* [What is expected]
Transcribe all the entries word for word, skipping the pictures.

* [Dataset content]
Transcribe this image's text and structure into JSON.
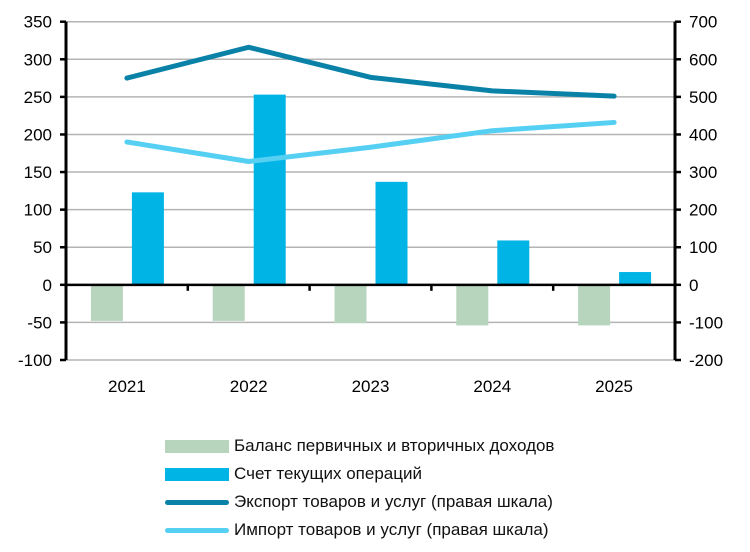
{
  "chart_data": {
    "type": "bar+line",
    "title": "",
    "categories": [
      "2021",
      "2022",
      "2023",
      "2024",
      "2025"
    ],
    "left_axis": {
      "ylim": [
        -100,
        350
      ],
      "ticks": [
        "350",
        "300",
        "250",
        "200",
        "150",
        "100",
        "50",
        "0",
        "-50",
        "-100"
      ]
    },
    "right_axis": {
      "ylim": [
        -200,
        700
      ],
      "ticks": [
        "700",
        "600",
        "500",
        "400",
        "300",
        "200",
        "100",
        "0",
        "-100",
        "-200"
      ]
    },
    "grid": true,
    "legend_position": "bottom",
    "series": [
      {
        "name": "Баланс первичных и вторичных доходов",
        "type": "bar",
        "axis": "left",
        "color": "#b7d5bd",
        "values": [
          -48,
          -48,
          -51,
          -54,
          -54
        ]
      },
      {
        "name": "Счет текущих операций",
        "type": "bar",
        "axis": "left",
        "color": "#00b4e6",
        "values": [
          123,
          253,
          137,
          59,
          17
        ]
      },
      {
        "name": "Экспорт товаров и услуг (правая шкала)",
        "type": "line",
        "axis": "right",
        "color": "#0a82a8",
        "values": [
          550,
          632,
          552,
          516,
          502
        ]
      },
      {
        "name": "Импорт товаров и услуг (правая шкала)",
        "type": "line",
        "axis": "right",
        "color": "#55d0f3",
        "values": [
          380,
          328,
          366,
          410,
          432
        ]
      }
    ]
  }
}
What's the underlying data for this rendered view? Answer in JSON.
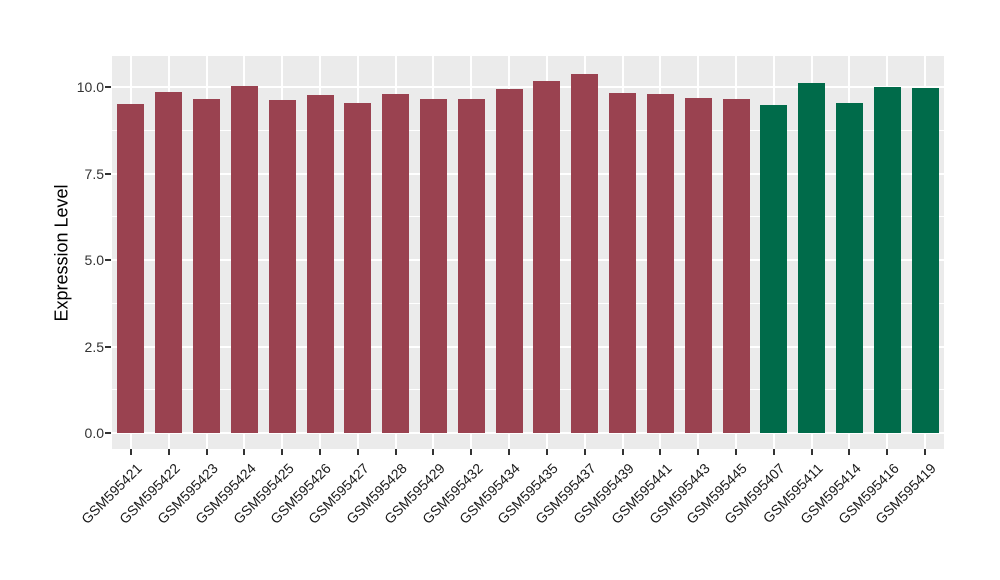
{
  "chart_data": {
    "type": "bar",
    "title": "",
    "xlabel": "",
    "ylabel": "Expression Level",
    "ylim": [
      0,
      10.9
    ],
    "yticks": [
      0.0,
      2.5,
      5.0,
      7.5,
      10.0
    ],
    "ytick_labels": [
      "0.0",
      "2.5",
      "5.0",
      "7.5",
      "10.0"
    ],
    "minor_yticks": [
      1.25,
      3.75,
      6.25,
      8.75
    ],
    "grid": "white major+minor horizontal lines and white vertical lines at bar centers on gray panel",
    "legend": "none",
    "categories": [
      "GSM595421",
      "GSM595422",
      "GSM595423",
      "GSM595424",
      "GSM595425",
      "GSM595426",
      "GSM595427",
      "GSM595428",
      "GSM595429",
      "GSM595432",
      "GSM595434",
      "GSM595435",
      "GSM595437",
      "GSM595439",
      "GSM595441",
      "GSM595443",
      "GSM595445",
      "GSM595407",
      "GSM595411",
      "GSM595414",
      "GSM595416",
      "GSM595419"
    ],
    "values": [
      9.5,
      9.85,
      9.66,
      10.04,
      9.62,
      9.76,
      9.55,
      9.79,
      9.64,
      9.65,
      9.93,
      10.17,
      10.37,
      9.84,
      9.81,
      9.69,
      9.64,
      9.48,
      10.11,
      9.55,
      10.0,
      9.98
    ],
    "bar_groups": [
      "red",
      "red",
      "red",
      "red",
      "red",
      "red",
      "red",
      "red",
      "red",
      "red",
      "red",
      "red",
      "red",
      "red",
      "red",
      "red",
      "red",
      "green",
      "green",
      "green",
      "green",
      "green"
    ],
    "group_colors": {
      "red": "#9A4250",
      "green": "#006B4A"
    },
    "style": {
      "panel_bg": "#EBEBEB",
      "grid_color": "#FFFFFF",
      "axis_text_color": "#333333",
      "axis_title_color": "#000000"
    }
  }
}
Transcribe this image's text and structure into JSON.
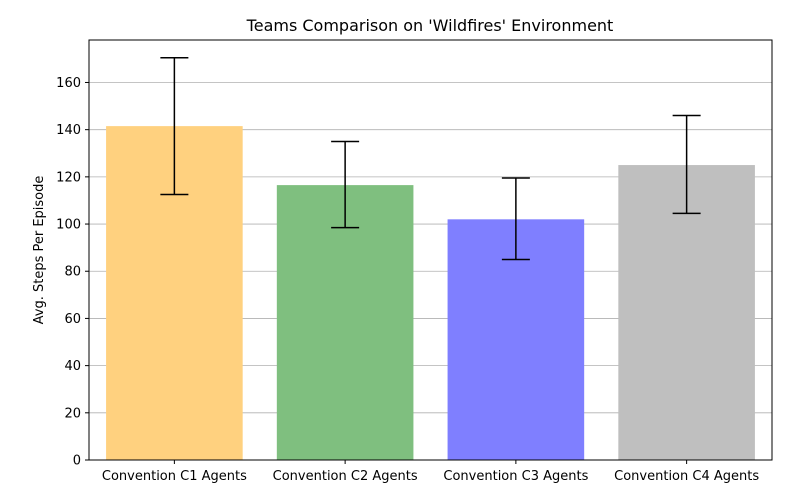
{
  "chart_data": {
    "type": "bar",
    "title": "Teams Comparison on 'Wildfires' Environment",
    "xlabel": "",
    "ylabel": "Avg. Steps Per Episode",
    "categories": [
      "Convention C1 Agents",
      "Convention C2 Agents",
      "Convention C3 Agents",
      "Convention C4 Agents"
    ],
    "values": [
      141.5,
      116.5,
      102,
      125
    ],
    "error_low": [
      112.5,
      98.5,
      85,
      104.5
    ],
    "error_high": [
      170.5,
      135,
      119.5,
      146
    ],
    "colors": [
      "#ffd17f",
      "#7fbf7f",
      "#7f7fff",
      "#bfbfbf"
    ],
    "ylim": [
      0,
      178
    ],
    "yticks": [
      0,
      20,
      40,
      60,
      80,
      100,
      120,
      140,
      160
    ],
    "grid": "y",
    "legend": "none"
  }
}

* [Result below]
Transcribe this image's text and structure into JSON.
{
  "chart_data": {
    "type": "bar+line",
    "title": "",
    "categories": [
      "2021",
      "2022",
      "2023",
      "2024",
      "2025"
    ],
    "left_axis": {
      "ylim": [
        -100,
        350
      ],
      "ticks": [
        "350",
        "300",
        "250",
        "200",
        "150",
        "100",
        "50",
        "0",
        "-50",
        "-100"
      ]
    },
    "right_axis": {
      "ylim": [
        -200,
        700
      ],
      "ticks": [
        "700",
        "600",
        "500",
        "400",
        "300",
        "200",
        "100",
        "0",
        "-100",
        "-200"
      ]
    },
    "grid": true,
    "legend_position": "bottom",
    "series": [
      {
        "name": "Баланс первичных и вторичных доходов",
        "type": "bar",
        "axis": "left",
        "color": "#b7d5bd",
        "values": [
          -48,
          -48,
          -51,
          -54,
          -54
        ]
      },
      {
        "name": "Счет текущих операций",
        "type": "bar",
        "axis": "left",
        "color": "#00b4e6",
        "values": [
          123,
          253,
          137,
          59,
          17
        ]
      },
      {
        "name": "Экспорт товаров и услуг (правая шкала)",
        "type": "line",
        "axis": "right",
        "color": "#0a82a8",
        "values": [
          550,
          632,
          552,
          516,
          502
        ]
      },
      {
        "name": "Импорт товаров и услуг (правая шкала)",
        "type": "line",
        "axis": "right",
        "color": "#55d0f3",
        "values": [
          380,
          328,
          366,
          410,
          432
        ]
      }
    ]
  }
}
What's the underlying data for this rendered view? Answer in JSON.
{
  "chart_data": {
    "type": "bar",
    "title": "",
    "xlabel": "",
    "ylabel": "Expression Level",
    "ylim": [
      0,
      10.9
    ],
    "yticks": [
      0.0,
      2.5,
      5.0,
      7.5,
      10.0
    ],
    "ytick_labels": [
      "0.0",
      "2.5",
      "5.0",
      "7.5",
      "10.0"
    ],
    "minor_yticks": [
      1.25,
      3.75,
      6.25,
      8.75
    ],
    "grid": "white major+minor horizontal lines and white vertical lines at bar centers on gray panel",
    "legend": "none",
    "categories": [
      "GSM595421",
      "GSM595422",
      "GSM595423",
      "GSM595424",
      "GSM595425",
      "GSM595426",
      "GSM595427",
      "GSM595428",
      "GSM595429",
      "GSM595432",
      "GSM595434",
      "GSM595435",
      "GSM595437",
      "GSM595439",
      "GSM595441",
      "GSM595443",
      "GSM595445",
      "GSM595407",
      "GSM595411",
      "GSM595414",
      "GSM595416",
      "GSM595419"
    ],
    "values": [
      9.5,
      9.85,
      9.66,
      10.04,
      9.62,
      9.76,
      9.55,
      9.79,
      9.64,
      9.65,
      9.93,
      10.17,
      10.37,
      9.84,
      9.81,
      9.69,
      9.64,
      9.48,
      10.11,
      9.55,
      10.0,
      9.98
    ],
    "bar_groups": [
      "red",
      "red",
      "red",
      "red",
      "red",
      "red",
      "red",
      "red",
      "red",
      "red",
      "red",
      "red",
      "red",
      "red",
      "red",
      "red",
      "red",
      "green",
      "green",
      "green",
      "green",
      "green"
    ],
    "group_colors": {
      "red": "#9A4250",
      "green": "#006B4A"
    },
    "style": {
      "panel_bg": "#EBEBEB",
      "grid_color": "#FFFFFF",
      "axis_text_color": "#333333",
      "axis_title_color": "#000000"
    }
  }
}
Transcribe this image's text and structure into JSON.
{
  "chart_data": {
    "type": "bar",
    "title": "Teams Comparison on 'Wildfires' Environment",
    "xlabel": "",
    "ylabel": "Avg. Steps Per Episode",
    "categories": [
      "Convention C1 Agents",
      "Convention C2 Agents",
      "Convention C3 Agents",
      "Convention C4 Agents"
    ],
    "values": [
      141.5,
      116.5,
      102,
      125
    ],
    "error_low": [
      112.5,
      98.5,
      85,
      104.5
    ],
    "error_high": [
      170.5,
      135,
      119.5,
      146
    ],
    "colors": [
      "#ffd17f",
      "#7fbf7f",
      "#7f7fff",
      "#bfbfbf"
    ],
    "ylim": [
      0,
      178
    ],
    "yticks": [
      0,
      20,
      40,
      60,
      80,
      100,
      120,
      140,
      160
    ],
    "grid": "y",
    "legend": "none"
  }
}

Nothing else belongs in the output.